■ **Given instruction**
Transcribe the lines below verbatim, skipping the images.

■ **Listed records**
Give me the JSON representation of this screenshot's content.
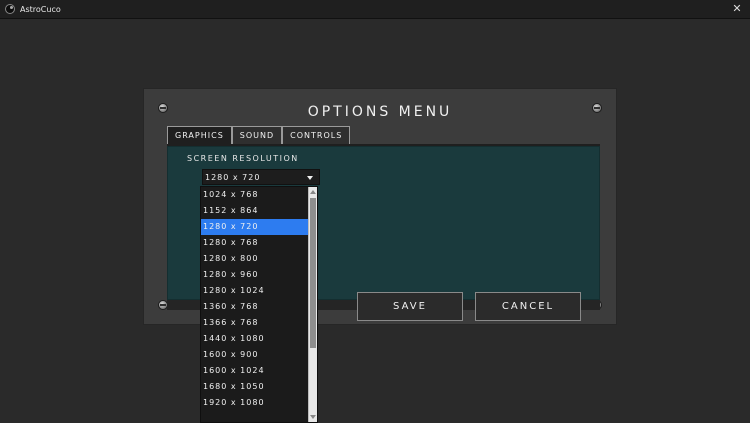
{
  "window": {
    "title": "AstroCuco",
    "close_label": "✕"
  },
  "menu": {
    "title": "Options Menu",
    "tabs": [
      {
        "label": "Graphics",
        "active": true
      },
      {
        "label": "Sound",
        "active": false
      },
      {
        "label": "Controls",
        "active": false
      }
    ]
  },
  "graphics": {
    "resolution_label": "Screen Resolution",
    "selected_value": "1280 x 720",
    "options": [
      "1024 x 768",
      "1152 x 864",
      "1280 x 720",
      "1280 x 768",
      "1280 x 800",
      "1280 x 960",
      "1280 x 1024",
      "1360 x 768",
      "1366 x 768",
      "1440 x 1080",
      "1600 x 900",
      "1600 x 1024",
      "1680 x 1050",
      "1920 x 1080"
    ],
    "selected_index": 2
  },
  "actions": {
    "save_label": "Save",
    "cancel_label": "Cancel"
  },
  "colors": {
    "content_bg": "#1a3a3d",
    "selection": "#2d7cf0",
    "panel_bg": "#3c3c3c"
  }
}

■ **Written answer**
Give me the JSON representation of this screenshot's content.
{
  "window": {
    "title": "AstroCuco",
    "close_label": "✕"
  },
  "menu": {
    "title": "Options Menu",
    "tabs": [
      {
        "label": "Graphics",
        "active": true
      },
      {
        "label": "Sound",
        "active": false
      },
      {
        "label": "Controls",
        "active": false
      }
    ]
  },
  "graphics": {
    "resolution_label": "Screen Resolution",
    "selected_value": "1280 x 720",
    "options": [
      "1024 x 768",
      "1152 x 864",
      "1280 x 720",
      "1280 x 768",
      "1280 x 800",
      "1280 x 960",
      "1280 x 1024",
      "1360 x 768",
      "1366 x 768",
      "1440 x 1080",
      "1600 x 900",
      "1600 x 1024",
      "1680 x 1050",
      "1920 x 1080"
    ],
    "selected_index": 2
  },
  "actions": {
    "save_label": "Save",
    "cancel_label": "Cancel"
  },
  "colors": {
    "content_bg": "#1a3a3d",
    "selection": "#2d7cf0",
    "panel_bg": "#3c3c3c"
  }
}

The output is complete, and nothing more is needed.